[Start of INFORMATION SHOWN]
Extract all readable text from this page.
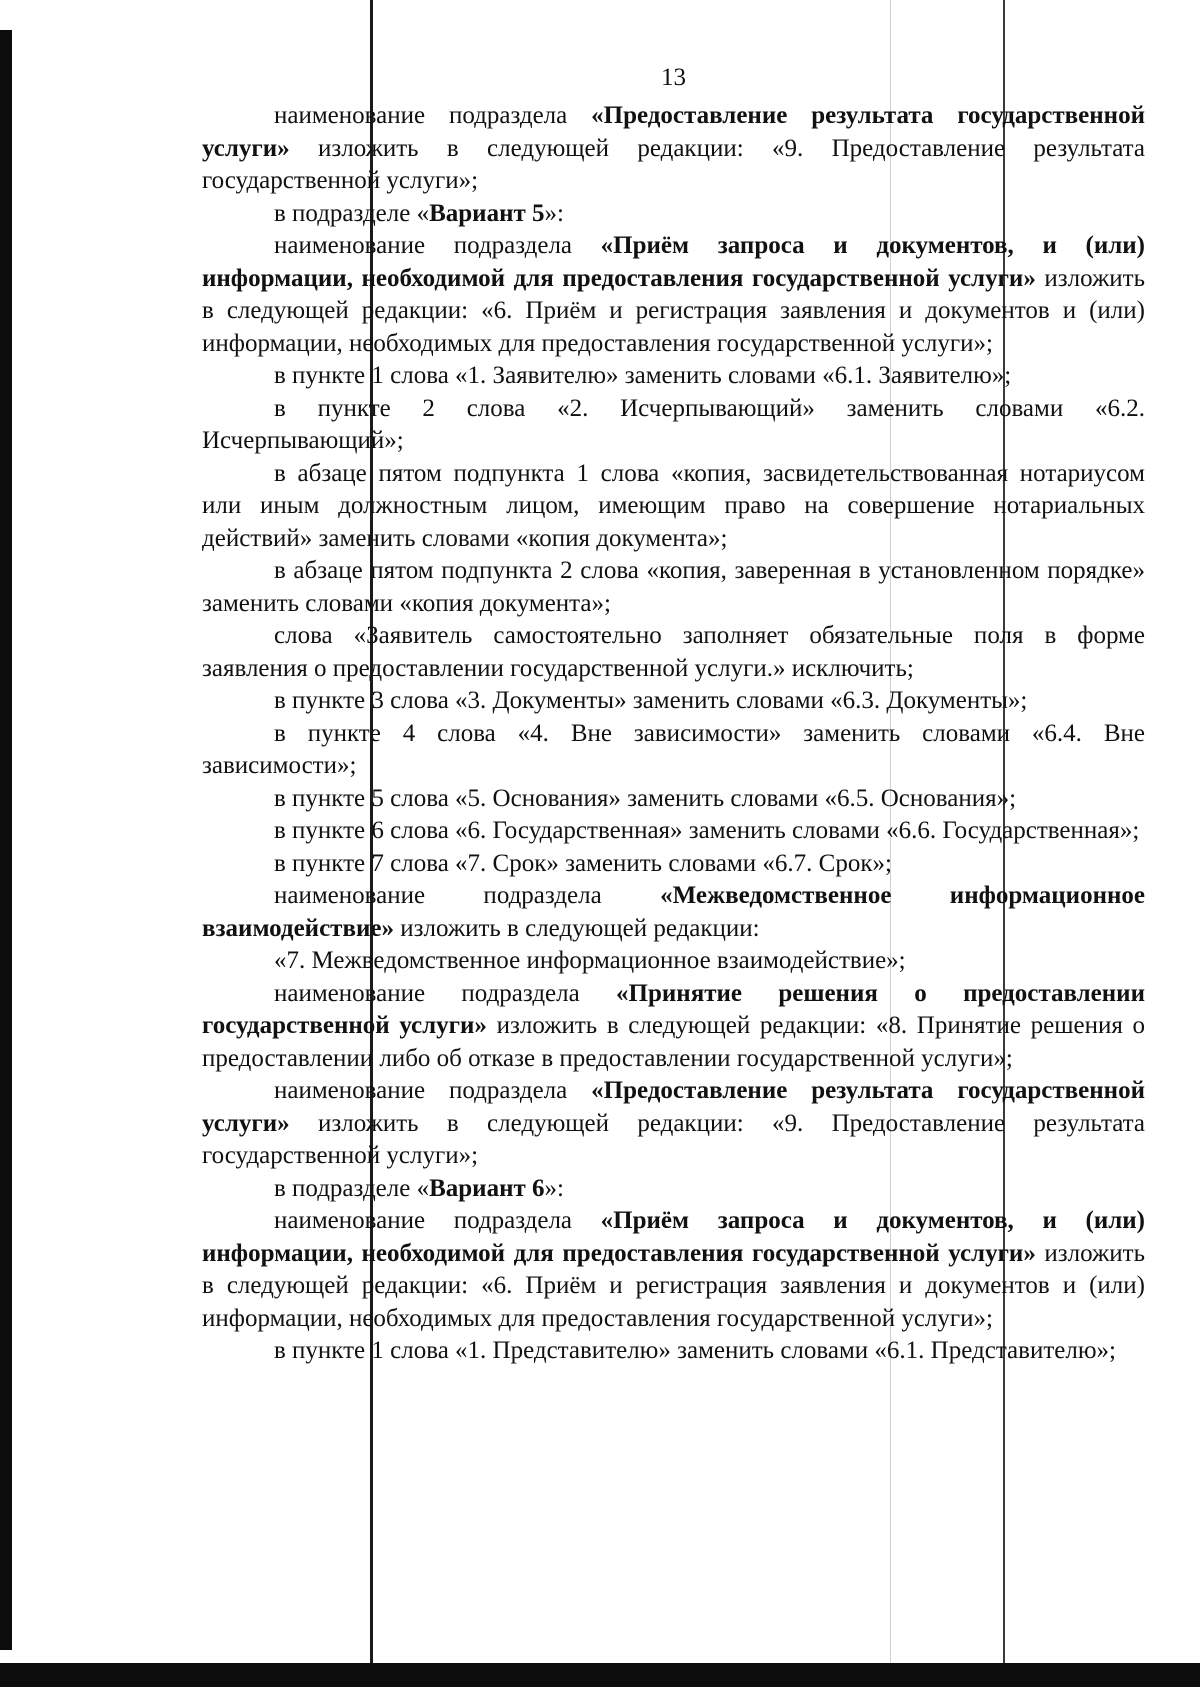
13

наименование подраздела «Предоставление результата государственной услуги» изложить в следующей редакции: «9. Предоставление результата государственной услуги»;

в подразделе «Вариант 5»:

наименование подраздела «Приём запроса и документов, и (или) информации, необходимой для предоставления государственной услуги» изложить в следующей редакции: «6. Приём и регистрация заявления и документов и (или) информации, необходимых для предоставления государственной услуги»;

в пункте 1 слова «1. Заявителю» заменить словами «6.1. Заявителю»;

в пункте 2 слова «2. Исчерпывающий» заменить словами «6.2. Исчерпывающий»;

в абзаце пятом подпункта 1 слова «копия, засвидетельствованная нотариусом или иным должностным лицом, имеющим право на совершение нотариальных действий» заменить словами «копия документа»;

в абзаце пятом подпункта 2 слова «копия, заверенная в установленном порядке» заменить словами «копия документа»;

слова «Заявитель самостоятельно заполняет обязательные поля в форме заявления о предоставлении государственной услуги.» исключить;

в пункте 3 слова «3. Документы» заменить словами «6.3. Документы»;

в пункте 4 слова «4. Вне зависимости» заменить словами «6.4. Вне зависимости»;

в пункте 5 слова «5. Основания» заменить словами «6.5. Основания»;

в пункте 6 слова «6. Государственная» заменить словами «6.6. Государственная»;

в пункте 7 слова «7. Срок» заменить словами «6.7. Срок»;

наименование подраздела «Межведомственное информационное взаимодействие» изложить в следующей редакции:

«7. Межведомственное информационное взаимодействие»;

наименование подраздела «Принятие решения о предоставлении государственной услуги» изложить в следующей редакции: «8. Принятие решения о предоставлении либо об отказе в предоставлении государственной услуги»;

наименование подраздела «Предоставление результата государственной услуги» изложить в следующей редакции: «9. Предоставление результата государственной услуги»;

в подразделе «Вариант 6»:

наименование подраздела «Приём запроса и документов, и (или) информации, необходимой для предоставления государственной услуги» изложить в следующей редакции: «6. Приём и регистрация заявления и документов и (или) информации, необходимых для предоставления государственной услуги»;

в пункте 1 слова «1. Представителю» заменить словами «6.1. Представителю»;
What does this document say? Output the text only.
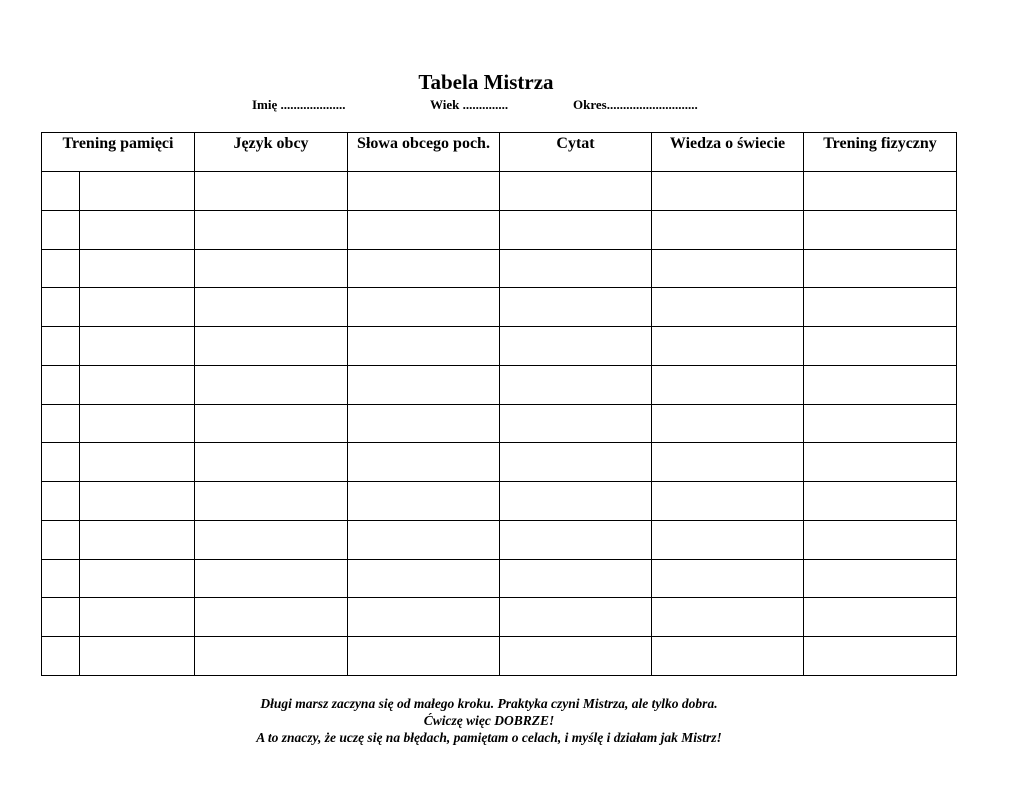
Tabela Mistrza
Imię ....................	Wiek ..............	Okres............................
Trening pamięci		Język obcy	Słowa obcego poch.	Cytat	Wiedza o świecie	Trening fizyczny

Długi marsz zaczyna się od małego kroku. Praktyka czyni Mistrza, ale tylko dobra.
Ćwiczę więc DOBRZE!
A to znaczy, że uczę się na błędach, pamiętam o celach, i myślę i działam jak Mistrz!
[End of INFORMATION SHOWN]
*EXERCISE*.
How many lines of the records contain the string "Вариант"? Respond with the number alone.

*ANSWER BELOW*.
2